Work to complete » Drop the images; return everything else in the listing below exactly.

(Dataset items)
===

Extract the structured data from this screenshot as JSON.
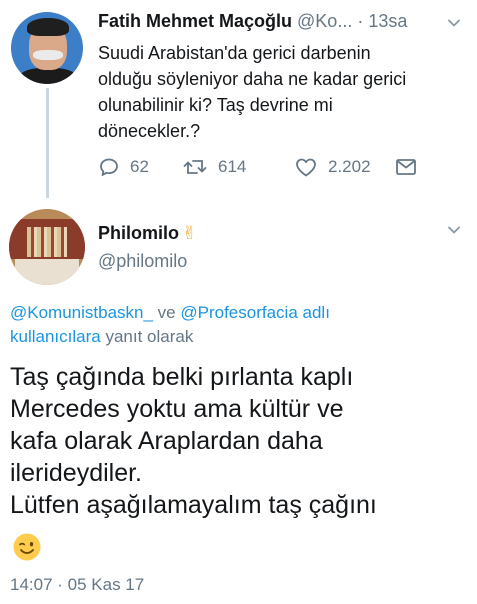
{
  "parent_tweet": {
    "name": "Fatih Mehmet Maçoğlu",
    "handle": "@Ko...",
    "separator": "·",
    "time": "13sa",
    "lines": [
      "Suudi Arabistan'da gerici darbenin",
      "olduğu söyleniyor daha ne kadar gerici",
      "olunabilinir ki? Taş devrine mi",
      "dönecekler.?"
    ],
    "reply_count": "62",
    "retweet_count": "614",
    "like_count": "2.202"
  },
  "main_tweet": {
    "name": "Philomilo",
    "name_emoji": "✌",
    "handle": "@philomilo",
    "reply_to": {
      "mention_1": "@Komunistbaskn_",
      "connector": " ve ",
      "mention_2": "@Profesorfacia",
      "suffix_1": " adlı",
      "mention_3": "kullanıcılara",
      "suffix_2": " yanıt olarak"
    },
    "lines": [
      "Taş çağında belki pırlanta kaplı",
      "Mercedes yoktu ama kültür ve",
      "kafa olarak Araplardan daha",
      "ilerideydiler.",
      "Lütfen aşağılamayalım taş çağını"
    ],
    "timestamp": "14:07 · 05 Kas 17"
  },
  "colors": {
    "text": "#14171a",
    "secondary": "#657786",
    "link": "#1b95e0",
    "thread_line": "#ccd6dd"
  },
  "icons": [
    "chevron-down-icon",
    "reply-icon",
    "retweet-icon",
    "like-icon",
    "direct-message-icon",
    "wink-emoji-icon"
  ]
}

===

The completed task »
Extract the structured data from this screenshot as JSON.
{
  "parent_tweet": {
    "name": "Fatih Mehmet Maçoğlu",
    "handle": "@Ko...",
    "separator": "·",
    "time": "13sa",
    "lines": [
      "Suudi Arabistan'da gerici darbenin",
      "olduğu söyleniyor daha ne kadar gerici",
      "olunabilinir ki? Taş devrine mi",
      "dönecekler.?"
    ],
    "reply_count": "62",
    "retweet_count": "614",
    "like_count": "2.202"
  },
  "main_tweet": {
    "name": "Philomilo",
    "name_emoji": "✌",
    "handle": "@philomilo",
    "reply_to": {
      "mention_1": "@Komunistbaskn_",
      "connector": " ve ",
      "mention_2": "@Profesorfacia",
      "suffix_1": " adlı",
      "mention_3": "kullanıcılara",
      "suffix_2": " yanıt olarak"
    },
    "lines": [
      "Taş çağında belki pırlanta kaplı",
      "Mercedes yoktu ama kültür ve",
      "kafa olarak Araplardan daha",
      "ilerideydiler.",
      "Lütfen aşağılamayalım taş çağını"
    ],
    "timestamp": "14:07 · 05 Kas 17"
  },
  "colors": {
    "text": "#14171a",
    "secondary": "#657786",
    "link": "#1b95e0",
    "thread_line": "#ccd6dd"
  },
  "icons": [
    "chevron-down-icon",
    "reply-icon",
    "retweet-icon",
    "like-icon",
    "direct-message-icon",
    "wink-emoji-icon"
  ]
}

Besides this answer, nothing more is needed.